----- ВЫБРАННЫЙ ОТРЫВОК
Раненая песня. 1933

Коля Титов, жокей и поэт из Новосибирска, подружился с Васильевым в 1928 году. Нам известно об их дружбе немного. Вроде бы летом они поселились в кладбищенском склепе, откуда их с позором выгнали. Ещё в 1927­м Павел Васильев, как говорится, вина и в рот не брал, о чём свидетельствуют его друзья Донат Мечик и Евгений Туманский. Первую рюмку, я думаю, он выпил уже в Новосибирске, вернувшись из Москвы осенью 1927 года. И Коля Титов составил ему компанию. Павел Васильев называл Николая легкомысленнейшим парнем. А Титов написал о друге:

 

Весёлый и беспутный озорник,

Весь словно сотканный из вдохновенья,

Вошёл он в мир моих любимых книг

Поэзией могучего цветенья.
----------
----- ИСХОДНЫЕ ДАННЫЕ
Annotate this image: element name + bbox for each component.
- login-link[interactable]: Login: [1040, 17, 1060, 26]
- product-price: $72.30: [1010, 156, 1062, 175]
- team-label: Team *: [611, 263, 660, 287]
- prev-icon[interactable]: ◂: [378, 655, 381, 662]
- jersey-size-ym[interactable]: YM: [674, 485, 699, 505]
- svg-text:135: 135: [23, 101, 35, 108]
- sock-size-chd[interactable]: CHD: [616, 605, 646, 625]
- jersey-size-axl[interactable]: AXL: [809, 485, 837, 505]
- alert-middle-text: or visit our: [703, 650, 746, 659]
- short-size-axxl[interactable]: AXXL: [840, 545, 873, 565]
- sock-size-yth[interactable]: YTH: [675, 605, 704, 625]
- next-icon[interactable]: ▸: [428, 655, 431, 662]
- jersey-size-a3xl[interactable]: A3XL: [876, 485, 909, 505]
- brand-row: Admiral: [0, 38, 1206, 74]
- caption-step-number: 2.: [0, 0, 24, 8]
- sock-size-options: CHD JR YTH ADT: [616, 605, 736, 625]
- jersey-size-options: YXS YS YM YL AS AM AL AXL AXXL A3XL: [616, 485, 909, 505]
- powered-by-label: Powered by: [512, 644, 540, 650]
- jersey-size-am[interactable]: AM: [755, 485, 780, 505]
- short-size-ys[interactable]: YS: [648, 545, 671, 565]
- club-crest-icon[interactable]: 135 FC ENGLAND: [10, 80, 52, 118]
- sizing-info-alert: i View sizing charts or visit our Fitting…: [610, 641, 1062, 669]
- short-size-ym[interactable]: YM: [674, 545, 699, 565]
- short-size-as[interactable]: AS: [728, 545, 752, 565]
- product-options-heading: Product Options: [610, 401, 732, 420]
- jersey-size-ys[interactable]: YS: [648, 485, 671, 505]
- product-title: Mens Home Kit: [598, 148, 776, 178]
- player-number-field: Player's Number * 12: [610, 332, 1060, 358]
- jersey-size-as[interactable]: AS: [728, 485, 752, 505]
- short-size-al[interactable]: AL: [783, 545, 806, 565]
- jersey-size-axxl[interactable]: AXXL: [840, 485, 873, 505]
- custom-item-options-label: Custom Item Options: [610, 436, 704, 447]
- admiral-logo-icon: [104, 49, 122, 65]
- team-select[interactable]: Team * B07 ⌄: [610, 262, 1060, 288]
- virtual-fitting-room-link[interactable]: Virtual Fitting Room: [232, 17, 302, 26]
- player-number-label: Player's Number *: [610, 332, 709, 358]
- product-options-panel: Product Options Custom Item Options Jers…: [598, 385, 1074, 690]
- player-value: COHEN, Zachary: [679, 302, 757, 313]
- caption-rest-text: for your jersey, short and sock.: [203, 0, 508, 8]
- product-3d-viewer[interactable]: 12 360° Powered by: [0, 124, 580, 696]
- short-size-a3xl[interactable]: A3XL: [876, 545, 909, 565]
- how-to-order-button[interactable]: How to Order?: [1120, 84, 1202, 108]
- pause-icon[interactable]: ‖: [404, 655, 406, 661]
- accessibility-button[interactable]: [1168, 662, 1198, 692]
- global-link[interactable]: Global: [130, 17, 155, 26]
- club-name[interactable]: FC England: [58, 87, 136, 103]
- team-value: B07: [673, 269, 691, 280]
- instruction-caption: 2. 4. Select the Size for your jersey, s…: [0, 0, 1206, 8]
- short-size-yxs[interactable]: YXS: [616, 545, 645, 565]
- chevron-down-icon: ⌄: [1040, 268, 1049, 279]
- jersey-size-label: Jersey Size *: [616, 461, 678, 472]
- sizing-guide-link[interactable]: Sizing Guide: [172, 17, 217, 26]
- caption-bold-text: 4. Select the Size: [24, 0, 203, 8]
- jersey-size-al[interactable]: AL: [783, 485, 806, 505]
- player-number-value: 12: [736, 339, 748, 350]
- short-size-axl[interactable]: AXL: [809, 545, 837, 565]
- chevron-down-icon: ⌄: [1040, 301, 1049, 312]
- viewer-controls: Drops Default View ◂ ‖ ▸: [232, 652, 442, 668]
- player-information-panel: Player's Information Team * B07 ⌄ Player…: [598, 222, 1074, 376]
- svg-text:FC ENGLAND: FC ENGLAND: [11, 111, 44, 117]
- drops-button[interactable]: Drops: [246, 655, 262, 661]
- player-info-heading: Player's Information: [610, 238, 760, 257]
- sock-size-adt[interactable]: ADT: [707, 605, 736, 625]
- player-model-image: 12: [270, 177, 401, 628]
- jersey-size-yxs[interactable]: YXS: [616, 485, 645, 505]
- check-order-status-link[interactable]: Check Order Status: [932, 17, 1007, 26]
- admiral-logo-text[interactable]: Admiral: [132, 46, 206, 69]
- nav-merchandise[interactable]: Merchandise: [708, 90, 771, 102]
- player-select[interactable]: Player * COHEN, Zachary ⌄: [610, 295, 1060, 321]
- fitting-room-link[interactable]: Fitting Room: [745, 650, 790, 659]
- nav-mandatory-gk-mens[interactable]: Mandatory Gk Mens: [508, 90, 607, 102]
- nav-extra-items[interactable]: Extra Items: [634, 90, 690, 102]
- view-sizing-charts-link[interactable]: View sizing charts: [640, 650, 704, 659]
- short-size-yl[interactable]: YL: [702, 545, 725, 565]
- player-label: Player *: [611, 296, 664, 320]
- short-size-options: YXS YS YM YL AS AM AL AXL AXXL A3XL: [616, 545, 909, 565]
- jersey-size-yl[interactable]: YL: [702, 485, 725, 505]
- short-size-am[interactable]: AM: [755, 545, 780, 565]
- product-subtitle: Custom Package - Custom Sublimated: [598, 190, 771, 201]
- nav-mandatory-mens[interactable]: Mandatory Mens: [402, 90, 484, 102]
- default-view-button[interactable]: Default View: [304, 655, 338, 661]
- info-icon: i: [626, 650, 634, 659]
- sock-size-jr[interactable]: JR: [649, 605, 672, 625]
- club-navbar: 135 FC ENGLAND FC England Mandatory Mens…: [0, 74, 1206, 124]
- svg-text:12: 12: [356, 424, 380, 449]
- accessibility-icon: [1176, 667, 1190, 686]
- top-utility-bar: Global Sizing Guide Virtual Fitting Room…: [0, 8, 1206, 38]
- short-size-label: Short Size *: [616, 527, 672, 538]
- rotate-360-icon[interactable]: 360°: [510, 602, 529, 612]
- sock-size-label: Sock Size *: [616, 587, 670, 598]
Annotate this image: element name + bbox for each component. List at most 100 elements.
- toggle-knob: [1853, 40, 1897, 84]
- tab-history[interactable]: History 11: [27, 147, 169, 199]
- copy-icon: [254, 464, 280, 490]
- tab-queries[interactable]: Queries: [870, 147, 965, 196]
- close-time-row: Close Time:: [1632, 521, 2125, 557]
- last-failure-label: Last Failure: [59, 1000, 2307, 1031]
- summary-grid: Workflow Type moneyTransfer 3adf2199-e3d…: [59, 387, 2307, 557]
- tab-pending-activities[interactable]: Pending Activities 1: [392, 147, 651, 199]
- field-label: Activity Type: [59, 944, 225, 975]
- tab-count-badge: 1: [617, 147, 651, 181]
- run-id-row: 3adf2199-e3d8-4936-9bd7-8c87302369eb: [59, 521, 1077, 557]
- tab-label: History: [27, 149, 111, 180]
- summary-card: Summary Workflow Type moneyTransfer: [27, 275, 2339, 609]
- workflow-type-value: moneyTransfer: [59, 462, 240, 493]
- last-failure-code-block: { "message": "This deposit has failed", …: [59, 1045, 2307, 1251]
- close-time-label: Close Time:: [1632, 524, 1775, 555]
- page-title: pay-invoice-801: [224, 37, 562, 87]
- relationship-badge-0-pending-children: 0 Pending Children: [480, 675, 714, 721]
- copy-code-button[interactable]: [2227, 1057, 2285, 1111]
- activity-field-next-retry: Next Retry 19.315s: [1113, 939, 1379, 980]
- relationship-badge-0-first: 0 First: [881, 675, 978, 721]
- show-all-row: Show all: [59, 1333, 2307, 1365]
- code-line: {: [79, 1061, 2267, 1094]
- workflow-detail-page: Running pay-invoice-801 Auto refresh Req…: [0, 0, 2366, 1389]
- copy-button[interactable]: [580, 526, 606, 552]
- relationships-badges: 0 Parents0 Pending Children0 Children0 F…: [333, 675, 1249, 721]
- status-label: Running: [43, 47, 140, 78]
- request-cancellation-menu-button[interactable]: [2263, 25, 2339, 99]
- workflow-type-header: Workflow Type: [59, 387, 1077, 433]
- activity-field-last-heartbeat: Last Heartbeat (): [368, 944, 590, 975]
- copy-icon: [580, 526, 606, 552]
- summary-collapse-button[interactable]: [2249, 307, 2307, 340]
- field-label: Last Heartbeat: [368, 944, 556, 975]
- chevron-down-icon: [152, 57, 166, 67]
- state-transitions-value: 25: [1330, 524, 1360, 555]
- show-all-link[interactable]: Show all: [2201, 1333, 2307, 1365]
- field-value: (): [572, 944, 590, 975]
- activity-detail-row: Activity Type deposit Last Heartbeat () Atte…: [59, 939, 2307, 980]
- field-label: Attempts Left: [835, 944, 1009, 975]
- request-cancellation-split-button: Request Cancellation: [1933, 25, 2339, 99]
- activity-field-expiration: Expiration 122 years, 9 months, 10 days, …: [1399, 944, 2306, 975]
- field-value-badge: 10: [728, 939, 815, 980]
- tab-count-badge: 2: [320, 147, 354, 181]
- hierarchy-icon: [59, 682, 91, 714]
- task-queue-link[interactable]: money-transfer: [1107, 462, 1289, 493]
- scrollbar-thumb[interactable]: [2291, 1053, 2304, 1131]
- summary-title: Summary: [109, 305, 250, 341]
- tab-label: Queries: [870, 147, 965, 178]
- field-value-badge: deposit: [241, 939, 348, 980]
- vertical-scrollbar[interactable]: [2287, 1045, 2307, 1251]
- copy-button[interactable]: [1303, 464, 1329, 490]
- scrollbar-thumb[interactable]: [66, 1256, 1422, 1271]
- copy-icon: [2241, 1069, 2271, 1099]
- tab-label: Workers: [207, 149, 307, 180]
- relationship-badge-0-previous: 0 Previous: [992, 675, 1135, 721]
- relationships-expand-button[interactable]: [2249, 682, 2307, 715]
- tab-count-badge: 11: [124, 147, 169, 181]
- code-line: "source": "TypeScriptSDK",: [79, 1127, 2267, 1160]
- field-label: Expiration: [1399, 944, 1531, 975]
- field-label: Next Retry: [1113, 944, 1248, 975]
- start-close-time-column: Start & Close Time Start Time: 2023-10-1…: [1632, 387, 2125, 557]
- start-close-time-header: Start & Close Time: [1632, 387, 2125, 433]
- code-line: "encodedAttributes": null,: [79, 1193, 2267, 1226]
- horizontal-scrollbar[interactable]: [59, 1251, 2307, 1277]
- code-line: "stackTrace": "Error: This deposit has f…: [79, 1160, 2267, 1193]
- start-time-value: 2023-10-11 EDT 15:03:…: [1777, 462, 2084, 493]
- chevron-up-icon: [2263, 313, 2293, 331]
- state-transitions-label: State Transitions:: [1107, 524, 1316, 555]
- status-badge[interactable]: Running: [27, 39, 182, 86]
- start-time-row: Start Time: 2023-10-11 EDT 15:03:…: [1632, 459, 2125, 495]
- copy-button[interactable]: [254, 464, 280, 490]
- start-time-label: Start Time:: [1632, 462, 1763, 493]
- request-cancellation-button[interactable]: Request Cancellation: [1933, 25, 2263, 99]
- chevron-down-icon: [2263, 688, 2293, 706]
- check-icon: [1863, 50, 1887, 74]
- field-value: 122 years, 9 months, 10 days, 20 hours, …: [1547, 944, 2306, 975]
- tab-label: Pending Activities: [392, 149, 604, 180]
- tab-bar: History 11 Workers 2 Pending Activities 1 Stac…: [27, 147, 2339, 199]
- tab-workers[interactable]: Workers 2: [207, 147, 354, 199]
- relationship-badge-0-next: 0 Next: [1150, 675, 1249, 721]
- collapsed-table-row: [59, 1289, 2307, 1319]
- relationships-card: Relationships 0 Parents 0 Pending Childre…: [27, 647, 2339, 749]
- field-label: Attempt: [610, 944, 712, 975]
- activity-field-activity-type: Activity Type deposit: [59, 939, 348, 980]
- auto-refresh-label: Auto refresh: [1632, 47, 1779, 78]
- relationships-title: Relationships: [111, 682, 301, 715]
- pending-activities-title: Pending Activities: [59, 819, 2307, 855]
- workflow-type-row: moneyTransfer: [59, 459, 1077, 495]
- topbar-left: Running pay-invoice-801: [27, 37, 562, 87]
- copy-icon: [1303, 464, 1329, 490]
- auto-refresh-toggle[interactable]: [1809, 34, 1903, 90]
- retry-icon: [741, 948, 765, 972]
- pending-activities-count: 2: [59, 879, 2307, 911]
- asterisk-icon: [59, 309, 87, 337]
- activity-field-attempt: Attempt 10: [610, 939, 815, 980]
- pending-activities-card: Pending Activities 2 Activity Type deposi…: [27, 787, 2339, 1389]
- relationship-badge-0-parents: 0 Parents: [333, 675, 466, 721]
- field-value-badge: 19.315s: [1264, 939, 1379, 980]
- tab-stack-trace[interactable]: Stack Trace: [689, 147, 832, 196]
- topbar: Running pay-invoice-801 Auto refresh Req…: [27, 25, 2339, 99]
----------
- ЗАДАНИЕ -
1. В каком году, согласно отрывку, Коля Титов подружился с Васильевым?
2. Как Павел Васильев называл Николая Титова?
3. Кто свидетельствует, что в 1927 году Васильев вина в рот не брал?
Записи для работы не понадобятся.

- ОТВЕТ -
1. В 1928 году.
2. Легкомысленнейшим парнем.
3. Донат Мечик и Евгений Туманский.